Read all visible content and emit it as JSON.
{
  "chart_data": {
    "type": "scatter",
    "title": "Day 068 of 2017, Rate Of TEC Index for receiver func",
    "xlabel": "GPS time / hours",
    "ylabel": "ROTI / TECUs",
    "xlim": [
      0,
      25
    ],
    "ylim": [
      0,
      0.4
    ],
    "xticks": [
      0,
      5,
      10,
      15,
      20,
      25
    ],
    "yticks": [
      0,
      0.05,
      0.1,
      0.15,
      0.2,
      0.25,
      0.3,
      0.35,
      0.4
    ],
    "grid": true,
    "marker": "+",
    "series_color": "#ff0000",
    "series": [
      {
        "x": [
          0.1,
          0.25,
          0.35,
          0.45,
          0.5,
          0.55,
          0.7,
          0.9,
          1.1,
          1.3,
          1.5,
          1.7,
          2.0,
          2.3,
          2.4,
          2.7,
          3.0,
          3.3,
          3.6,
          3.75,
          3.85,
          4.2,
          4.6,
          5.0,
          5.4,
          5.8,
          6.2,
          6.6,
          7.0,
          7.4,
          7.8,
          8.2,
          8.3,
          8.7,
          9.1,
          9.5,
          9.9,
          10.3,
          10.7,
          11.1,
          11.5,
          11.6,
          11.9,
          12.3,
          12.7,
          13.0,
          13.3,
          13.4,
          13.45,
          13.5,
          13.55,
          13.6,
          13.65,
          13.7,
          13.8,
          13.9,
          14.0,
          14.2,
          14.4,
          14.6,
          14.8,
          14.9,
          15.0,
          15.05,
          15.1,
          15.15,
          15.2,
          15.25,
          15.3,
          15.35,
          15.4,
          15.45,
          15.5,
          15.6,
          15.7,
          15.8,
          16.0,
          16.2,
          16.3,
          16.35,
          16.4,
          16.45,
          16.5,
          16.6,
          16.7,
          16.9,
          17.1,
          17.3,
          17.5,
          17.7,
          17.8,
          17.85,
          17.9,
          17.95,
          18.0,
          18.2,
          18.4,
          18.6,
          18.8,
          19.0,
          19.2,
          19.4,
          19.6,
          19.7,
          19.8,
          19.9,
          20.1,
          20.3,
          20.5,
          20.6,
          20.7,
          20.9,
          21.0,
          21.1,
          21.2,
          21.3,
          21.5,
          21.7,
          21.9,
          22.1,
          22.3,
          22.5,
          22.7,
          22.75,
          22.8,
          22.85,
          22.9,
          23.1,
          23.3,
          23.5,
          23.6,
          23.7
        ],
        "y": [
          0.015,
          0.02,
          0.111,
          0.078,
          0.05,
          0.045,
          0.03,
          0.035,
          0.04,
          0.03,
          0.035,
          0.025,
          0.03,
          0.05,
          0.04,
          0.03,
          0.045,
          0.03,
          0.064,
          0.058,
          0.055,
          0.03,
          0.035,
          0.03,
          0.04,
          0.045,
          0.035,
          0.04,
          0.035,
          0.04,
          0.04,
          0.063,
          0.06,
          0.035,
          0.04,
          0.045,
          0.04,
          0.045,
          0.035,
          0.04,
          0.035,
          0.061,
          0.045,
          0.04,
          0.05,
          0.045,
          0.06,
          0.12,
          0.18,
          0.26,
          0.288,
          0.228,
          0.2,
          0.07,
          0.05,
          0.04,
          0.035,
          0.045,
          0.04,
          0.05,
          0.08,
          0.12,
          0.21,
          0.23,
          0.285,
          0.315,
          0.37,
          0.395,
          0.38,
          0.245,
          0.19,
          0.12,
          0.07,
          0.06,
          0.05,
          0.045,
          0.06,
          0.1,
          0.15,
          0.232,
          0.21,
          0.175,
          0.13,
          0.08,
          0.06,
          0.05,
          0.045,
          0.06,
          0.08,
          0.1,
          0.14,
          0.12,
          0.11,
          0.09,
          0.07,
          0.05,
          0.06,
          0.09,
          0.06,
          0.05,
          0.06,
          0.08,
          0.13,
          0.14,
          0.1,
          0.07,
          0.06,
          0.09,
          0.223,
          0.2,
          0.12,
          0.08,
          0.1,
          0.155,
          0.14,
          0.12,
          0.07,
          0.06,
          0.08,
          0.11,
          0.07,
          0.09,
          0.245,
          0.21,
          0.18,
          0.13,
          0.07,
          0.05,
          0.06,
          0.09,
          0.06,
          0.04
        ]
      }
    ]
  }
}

──────

> Exercise instructions:
Type out the whole listing above again, exactly as it stands.

> The completed task:
Read all visible content and emit it as JSON.
{
  "chart_data": {
    "type": "scatter",
    "title": "Day 068 of 2017, Rate Of TEC Index for receiver func",
    "xlabel": "GPS time / hours",
    "ylabel": "ROTI / TECUs",
    "xlim": [
      0,
      25
    ],
    "ylim": [
      0,
      0.4
    ],
    "xticks": [
      0,
      5,
      10,
      15,
      20,
      25
    ],
    "yticks": [
      0,
      0.05,
      0.1,
      0.15,
      0.2,
      0.25,
      0.3,
      0.35,
      0.4
    ],
    "grid": true,
    "marker": "+",
    "series_color": "#ff0000",
    "series": [
      {
        "x": [
          0.1,
          0.25,
          0.35,
          0.45,
          0.5,
          0.55,
          0.7,
          0.9,
          1.1,
          1.3,
          1.5,
          1.7,
          2.0,
          2.3,
          2.4,
          2.7,
          3.0,
          3.3,
          3.6,
          3.75,
          3.85,
          4.2,
          4.6,
          5.0,
          5.4,
          5.8,
          6.2,
          6.6,
          7.0,
          7.4,
          7.8,
          8.2,
          8.3,
          8.7,
          9.1,
          9.5,
          9.9,
          10.3,
          10.7,
          11.1,
          11.5,
          11.6,
          11.9,
          12.3,
          12.7,
          13.0,
          13.3,
          13.4,
          13.45,
          13.5,
          13.55,
          13.6,
          13.65,
          13.7,
          13.8,
          13.9,
          14.0,
          14.2,
          14.4,
          14.6,
          14.8,
          14.9,
          15.0,
          15.05,
          15.1,
          15.15,
          15.2,
          15.25,
          15.3,
          15.35,
          15.4,
          15.45,
          15.5,
          15.6,
          15.7,
          15.8,
          16.0,
          16.2,
          16.3,
          16.35,
          16.4,
          16.45,
          16.5,
          16.6,
          16.7,
          16.9,
          17.1,
          17.3,
          17.5,
          17.7,
          17.8,
          17.85,
          17.9,
          17.95,
          18.0,
          18.2,
          18.4,
          18.6,
          18.8,
          19.0,
          19.2,
          19.4,
          19.6,
          19.7,
          19.8,
          19.9,
          20.1,
          20.3,
          20.5,
          20.6,
          20.7,
          20.9,
          21.0,
          21.1,
          21.2,
          21.3,
          21.5,
          21.7,
          21.9,
          22.1,
          22.3,
          22.5,
          22.7,
          22.75,
          22.8,
          22.85,
          22.9,
          23.1,
          23.3,
          23.5,
          23.6,
          23.7
        ],
        "y": [
          0.015,
          0.02,
          0.111,
          0.078,
          0.05,
          0.045,
          0.03,
          0.035,
          0.04,
          0.03,
          0.035,
          0.025,
          0.03,
          0.05,
          0.04,
          0.03,
          0.045,
          0.03,
          0.064,
          0.058,
          0.055,
          0.03,
          0.035,
          0.03,
          0.04,
          0.045,
          0.035,
          0.04,
          0.035,
          0.04,
          0.04,
          0.063,
          0.06,
          0.035,
          0.04,
          0.045,
          0.04,
          0.045,
          0.035,
          0.04,
          0.035,
          0.061,
          0.045,
          0.04,
          0.05,
          0.045,
          0.06,
          0.12,
          0.18,
          0.26,
          0.288,
          0.228,
          0.2,
          0.07,
          0.05,
          0.04,
          0.035,
          0.045,
          0.04,
          0.05,
          0.08,
          0.12,
          0.21,
          0.23,
          0.285,
          0.315,
          0.37,
          0.395,
          0.38,
          0.245,
          0.19,
          0.12,
          0.07,
          0.06,
          0.05,
          0.045,
          0.06,
          0.1,
          0.15,
          0.232,
          0.21,
          0.175,
          0.13,
          0.08,
          0.06,
          0.05,
          0.045,
          0.06,
          0.08,
          0.1,
          0.14,
          0.12,
          0.11,
          0.09,
          0.07,
          0.05,
          0.06,
          0.09,
          0.06,
          0.05,
          0.06,
          0.08,
          0.13,
          0.14,
          0.1,
          0.07,
          0.06,
          0.09,
          0.223,
          0.2,
          0.12,
          0.08,
          0.1,
          0.155,
          0.14,
          0.12,
          0.07,
          0.06,
          0.08,
          0.11,
          0.07,
          0.09,
          0.245,
          0.21,
          0.18,
          0.13,
          0.07,
          0.05,
          0.06,
          0.09,
          0.06,
          0.04
        ]
      }
    ]
  }
}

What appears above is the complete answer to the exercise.